§ **Task to carry out**: Print all of the lines exactly. Any picture among them stays out.
BEGIN Supplied entries
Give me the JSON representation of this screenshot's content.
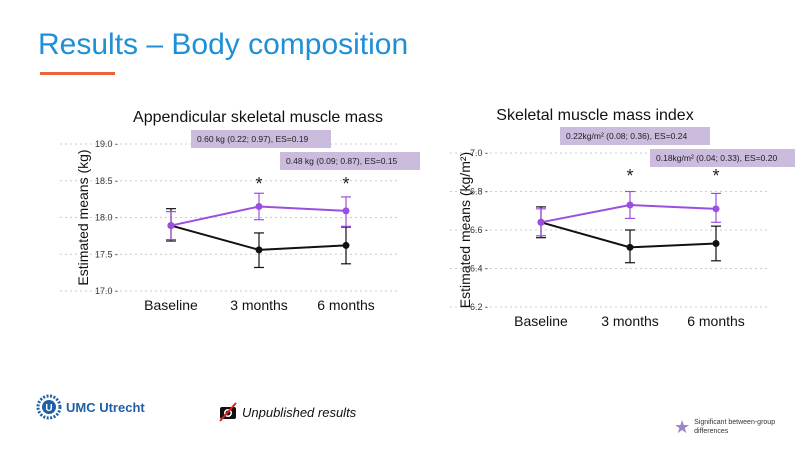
{
  "slide": {
    "title": "Results – Body composition",
    "accent": "#e8643a",
    "title_color": "#1f8fd6"
  },
  "footer": {
    "logo_text": "UMC Utrecht",
    "unpublished": "Unpublished results",
    "legend_text": "Significant between-group differences",
    "legend_icon": "star-icon"
  },
  "colors": {
    "intervention": "#9b4fe0",
    "control": "#111111",
    "box": "#cbbbdd"
  },
  "chart_data": [
    {
      "type": "line",
      "title": "Appendicular skeletal muscle mass",
      "ylabel": "Estimated means (kg)",
      "xlabel": "",
      "categories": [
        "Baseline",
        "3 months",
        "6 months"
      ],
      "ylim": [
        17.0,
        19.0
      ],
      "yticks": [
        "17.0",
        "17.5",
        "18.0",
        "18.5",
        "19.0"
      ],
      "grid": true,
      "series": [
        {
          "color": "#9b4fe0",
          "values": [
            17.89,
            18.15,
            18.09
          ],
          "lower": [
            17.7,
            17.97,
            17.88
          ],
          "upper": [
            18.08,
            18.33,
            18.28
          ]
        },
        {
          "color": "#111111",
          "values": [
            17.89,
            17.56,
            17.62
          ],
          "lower": [
            17.68,
            17.32,
            17.37
          ],
          "upper": [
            18.12,
            17.79,
            17.87
          ]
        }
      ],
      "significant": [
        "3 months",
        "6 months"
      ],
      "annotations": [
        "0.60 kg (0.22; 0.97), ES=0.19",
        "0.48 kg (0.09; 0.87), ES=0.15"
      ]
    },
    {
      "type": "line",
      "title": "Skeletal muscle mass index",
      "ylabel": "Estimated means (kg/m²)",
      "xlabel": "",
      "categories": [
        "Baseline",
        "3 months",
        "6 months"
      ],
      "ylim": [
        6.2,
        7.0
      ],
      "yticks": [
        "6.2",
        "6.4",
        "6.6",
        "6.8",
        "7.0"
      ],
      "grid": true,
      "series": [
        {
          "color": "#9b4fe0",
          "values": [
            6.64,
            6.73,
            6.71
          ],
          "lower": [
            6.57,
            6.66,
            6.64
          ],
          "upper": [
            6.71,
            6.8,
            6.79
          ]
        },
        {
          "color": "#111111",
          "values": [
            6.64,
            6.51,
            6.53
          ],
          "lower": [
            6.56,
            6.43,
            6.44
          ],
          "upper": [
            6.72,
            6.6,
            6.62
          ]
        }
      ],
      "significant": [
        "3 months",
        "6 months"
      ],
      "annotations": [
        "0.22kg/m² (0.08; 0.36), ES=0.24",
        "0.18kg/m² (0.04; 0.33), ES=0.20"
      ]
    }
  ]
}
END Supplied entries
§ **The answer**:
Give me the JSON representation of this screenshot's content.
{
  "slide": {
    "title": "Results – Body composition",
    "accent": "#e8643a",
    "title_color": "#1f8fd6"
  },
  "footer": {
    "logo_text": "UMC Utrecht",
    "unpublished": "Unpublished results",
    "legend_text": "Significant between-group differences",
    "legend_icon": "star-icon"
  },
  "colors": {
    "intervention": "#9b4fe0",
    "control": "#111111",
    "box": "#cbbbdd"
  },
  "chart_data": [
    {
      "type": "line",
      "title": "Appendicular skeletal muscle mass",
      "ylabel": "Estimated means (kg)",
      "xlabel": "",
      "categories": [
        "Baseline",
        "3 months",
        "6 months"
      ],
      "ylim": [
        17.0,
        19.0
      ],
      "yticks": [
        "17.0",
        "17.5",
        "18.0",
        "18.5",
        "19.0"
      ],
      "grid": true,
      "series": [
        {
          "color": "#9b4fe0",
          "values": [
            17.89,
            18.15,
            18.09
          ],
          "lower": [
            17.7,
            17.97,
            17.88
          ],
          "upper": [
            18.08,
            18.33,
            18.28
          ]
        },
        {
          "color": "#111111",
          "values": [
            17.89,
            17.56,
            17.62
          ],
          "lower": [
            17.68,
            17.32,
            17.37
          ],
          "upper": [
            18.12,
            17.79,
            17.87
          ]
        }
      ],
      "significant": [
        "3 months",
        "6 months"
      ],
      "annotations": [
        "0.60 kg (0.22; 0.97), ES=0.19",
        "0.48 kg (0.09; 0.87), ES=0.15"
      ]
    },
    {
      "type": "line",
      "title": "Skeletal muscle mass index",
      "ylabel": "Estimated means (kg/m²)",
      "xlabel": "",
      "categories": [
        "Baseline",
        "3 months",
        "6 months"
      ],
      "ylim": [
        6.2,
        7.0
      ],
      "yticks": [
        "6.2",
        "6.4",
        "6.6",
        "6.8",
        "7.0"
      ],
      "grid": true,
      "series": [
        {
          "color": "#9b4fe0",
          "values": [
            6.64,
            6.73,
            6.71
          ],
          "lower": [
            6.57,
            6.66,
            6.64
          ],
          "upper": [
            6.71,
            6.8,
            6.79
          ]
        },
        {
          "color": "#111111",
          "values": [
            6.64,
            6.51,
            6.53
          ],
          "lower": [
            6.56,
            6.43,
            6.44
          ],
          "upper": [
            6.72,
            6.6,
            6.62
          ]
        }
      ],
      "significant": [
        "3 months",
        "6 months"
      ],
      "annotations": [
        "0.22kg/m² (0.08; 0.36), ES=0.24",
        "0.18kg/m² (0.04; 0.33), ES=0.20"
      ]
    }
  ]
}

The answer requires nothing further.